Page text:
↓↓↓

You have to understand that up until that point, I had always fancied myself something of a boozy, acidy, weedy, comedic performer. I emceed underground arts shows and concerts, did some BIZARRE performance art, directed some funny one-acts, studied theater and acted wherever I could… so the transition to a desk job, especially one in such an occasionally austere environment, was both jarring and, in a sense, deeply depressing. Something of my family’s voice in me was pushing me toward a sustainable life-long career and I was, in listening to that voice, ready to accept that entertainment wasn’t going to happen for me beyond a hobby. Then in my last year at HU, working at the School of Public Health, my department saw some pretty severe budget cuts as a result of Bush-era slashes in federal public health funding and I was let go.
I collected unemployment and kept looking for work back at the University, but everything just felt too damn unhappy or underpaying to commit to. So to make my job-search time less agonizing, I decided to connect to my performance roots and signed up for the first standup comedy class in Boston that came up on Google. Standup was just about my favorite entertainment medium, but I thought that it was the kind of thing that you were either born doing or it wasn’t meant for you. I actually believed that. I hadn’t committed to writing material, EVER, and I thought that standup wasn’t for me because I didn’t open my mouth and instantly sound like Janeane Garofalo’s HBO special.
Debate on the merits of comedy classes to one side, that leap motivated me to write my first five minutes and, most importantly, it assured me to the fact that development was a process. Our final showcase was on November 1, 2007. That was my first time performing my own standup material in front of a seated audience and, accepting that this is going to sound unbearably trite despite its truth, I FELT my life change in that moment. Everything clicked. Walking home with my friends from that performance, I’m not even kidding, it’s the walk I’m still on. My life has been clearer to me since that night.
Can you give me a quick summary of how you went from newbie to Boston's best comic (per The Phoenix)?
Well it’s the Phoenix Best of Boston POLL. It’s a voting campaign driven thing—it’s really not about THE BEST. For Christ’s sake, the other nominated comics on my year were ALL frigging legends. I just happened to mobilize my facebook army the best into voting for me. Period. It had and has nothing to do with any qualitative measure of comedic superiority. Me, in my second year of comedy, a better standup than Kelly MacFarland? It’s an insane suggestion.

↑↑↑

Given records:
↓↓↓

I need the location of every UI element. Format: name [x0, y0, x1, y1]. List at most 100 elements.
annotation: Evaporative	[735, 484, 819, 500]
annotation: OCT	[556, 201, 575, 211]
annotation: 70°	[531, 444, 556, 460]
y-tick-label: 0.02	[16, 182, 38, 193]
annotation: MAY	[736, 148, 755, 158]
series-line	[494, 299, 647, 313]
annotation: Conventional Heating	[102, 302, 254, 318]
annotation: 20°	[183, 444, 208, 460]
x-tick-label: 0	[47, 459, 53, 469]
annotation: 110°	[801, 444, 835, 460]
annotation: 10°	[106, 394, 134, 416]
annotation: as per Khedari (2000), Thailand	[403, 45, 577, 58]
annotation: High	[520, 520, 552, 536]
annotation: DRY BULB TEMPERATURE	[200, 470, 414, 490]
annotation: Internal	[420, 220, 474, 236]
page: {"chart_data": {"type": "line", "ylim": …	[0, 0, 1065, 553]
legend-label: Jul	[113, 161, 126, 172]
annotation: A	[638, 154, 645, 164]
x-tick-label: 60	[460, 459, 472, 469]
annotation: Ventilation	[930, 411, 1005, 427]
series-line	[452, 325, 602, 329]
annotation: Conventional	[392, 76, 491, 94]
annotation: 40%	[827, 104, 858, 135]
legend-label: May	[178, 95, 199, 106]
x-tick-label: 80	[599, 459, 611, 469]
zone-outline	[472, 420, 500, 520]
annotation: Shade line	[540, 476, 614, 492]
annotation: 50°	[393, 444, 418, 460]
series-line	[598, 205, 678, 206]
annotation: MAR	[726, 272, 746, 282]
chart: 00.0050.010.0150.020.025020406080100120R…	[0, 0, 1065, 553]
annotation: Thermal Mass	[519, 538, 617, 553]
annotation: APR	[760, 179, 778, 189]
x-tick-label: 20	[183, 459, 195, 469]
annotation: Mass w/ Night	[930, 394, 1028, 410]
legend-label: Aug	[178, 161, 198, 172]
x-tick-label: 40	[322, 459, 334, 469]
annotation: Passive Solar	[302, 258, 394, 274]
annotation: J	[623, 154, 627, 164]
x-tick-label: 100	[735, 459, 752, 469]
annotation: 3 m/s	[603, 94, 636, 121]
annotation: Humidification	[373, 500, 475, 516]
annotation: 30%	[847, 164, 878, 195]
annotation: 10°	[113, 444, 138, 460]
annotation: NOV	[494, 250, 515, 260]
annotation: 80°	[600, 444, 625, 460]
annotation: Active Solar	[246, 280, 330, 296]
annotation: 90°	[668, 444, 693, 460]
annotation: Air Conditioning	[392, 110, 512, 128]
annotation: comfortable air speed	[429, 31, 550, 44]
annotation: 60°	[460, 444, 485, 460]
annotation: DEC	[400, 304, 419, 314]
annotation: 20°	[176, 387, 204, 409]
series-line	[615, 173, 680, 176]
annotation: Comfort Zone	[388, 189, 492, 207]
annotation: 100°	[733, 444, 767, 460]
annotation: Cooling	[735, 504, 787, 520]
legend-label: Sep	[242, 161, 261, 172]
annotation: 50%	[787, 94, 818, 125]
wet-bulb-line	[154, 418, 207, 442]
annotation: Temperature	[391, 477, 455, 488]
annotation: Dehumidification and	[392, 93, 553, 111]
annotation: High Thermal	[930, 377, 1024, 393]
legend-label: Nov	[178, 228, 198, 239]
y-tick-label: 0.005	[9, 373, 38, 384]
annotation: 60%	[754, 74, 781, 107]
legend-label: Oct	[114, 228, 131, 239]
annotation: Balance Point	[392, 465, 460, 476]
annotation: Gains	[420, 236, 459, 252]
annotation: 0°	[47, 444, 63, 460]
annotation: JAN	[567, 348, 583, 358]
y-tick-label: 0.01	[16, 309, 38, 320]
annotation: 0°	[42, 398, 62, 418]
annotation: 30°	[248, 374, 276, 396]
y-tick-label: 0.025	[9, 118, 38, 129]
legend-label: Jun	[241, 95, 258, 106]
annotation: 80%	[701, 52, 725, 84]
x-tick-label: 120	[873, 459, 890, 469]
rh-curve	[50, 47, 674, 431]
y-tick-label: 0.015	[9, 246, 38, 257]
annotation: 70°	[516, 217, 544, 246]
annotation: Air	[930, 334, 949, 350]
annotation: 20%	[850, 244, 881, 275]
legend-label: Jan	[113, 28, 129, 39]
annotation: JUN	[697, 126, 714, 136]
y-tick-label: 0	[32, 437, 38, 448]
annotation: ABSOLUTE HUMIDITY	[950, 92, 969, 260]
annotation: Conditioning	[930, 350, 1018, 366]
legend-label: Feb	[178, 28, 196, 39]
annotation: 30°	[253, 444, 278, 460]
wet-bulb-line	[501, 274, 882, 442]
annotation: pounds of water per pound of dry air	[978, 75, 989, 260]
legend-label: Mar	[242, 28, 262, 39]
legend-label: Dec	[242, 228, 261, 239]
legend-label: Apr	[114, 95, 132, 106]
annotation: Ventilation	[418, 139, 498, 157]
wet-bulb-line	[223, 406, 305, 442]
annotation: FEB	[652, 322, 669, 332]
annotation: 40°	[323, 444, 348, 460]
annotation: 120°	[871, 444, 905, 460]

↑↑↑

Set problem: Resume the comedy interview after its last sentence. The items are separate material from the comedy interview.

In response:
But if this question is about how quickly I rose in the ranks or how I manage to do alright in Boston’s entertainment landscape, then we’re looking at a whole different set of factors. For one thing, I’ve worked. I’ve put in my time, eaten it HARD in venues large and small and have seen humbling levels of support. Also, and here’s where personal opinion comes in, I brought myself to the table. I have material, sure, but I’m also the culmination of a pretty interesting life and I think people tune into that. I rarely take the blessing of getting to perform for people for granted and my audiences and I trade a lot of love.
You obviously have a unique voice; how did your act develop, and how deliberate was it?
I told the truth and I told it in my real voice—who I am onstage and who I am offstage are the exact same person. Also, I didn’t start at 21. I probably could have—the core sense of humor is still the same—but at 31, I’d already done the bulk of my soul searching, unleashed myself on the world in a million different ways and survived multiple crises of depression and identity. I think that’s a huge part of the standup experience for an audience, witnessing that specific human being in communication and tuning into her or his unique take on life. For the performer, standup can almost serve a function of social instruction and to do that, she or he has to have some degree of intimate self knowledge and mastery… something that I couldn’t claim to have had ten years ago when I was still licking the wounds of my troubled adolescence and embarking on the life I wanted.
My act started where so many acts start… toilet humor. The difference with me being that there it has remained. Somewhat kidding. My life is always mineable for material because it’s loaded with outrageous shit.
As for deliberateness, sure there were some deliberate moves. I started with the Iranian homo thing… in part because it’s my unique angle and in part because I’m a fucking Iranian homo. The rest, like most comics, I think, has been a process of discovering how I, in the medium of standup comedy, would shape what I find to be funny. The only thing really deliberate about a discovery process is the commitment to keep showing up and see it through. I can say that in that process, I took risks, shared myself and made some of my bigger mistakes earlier than most.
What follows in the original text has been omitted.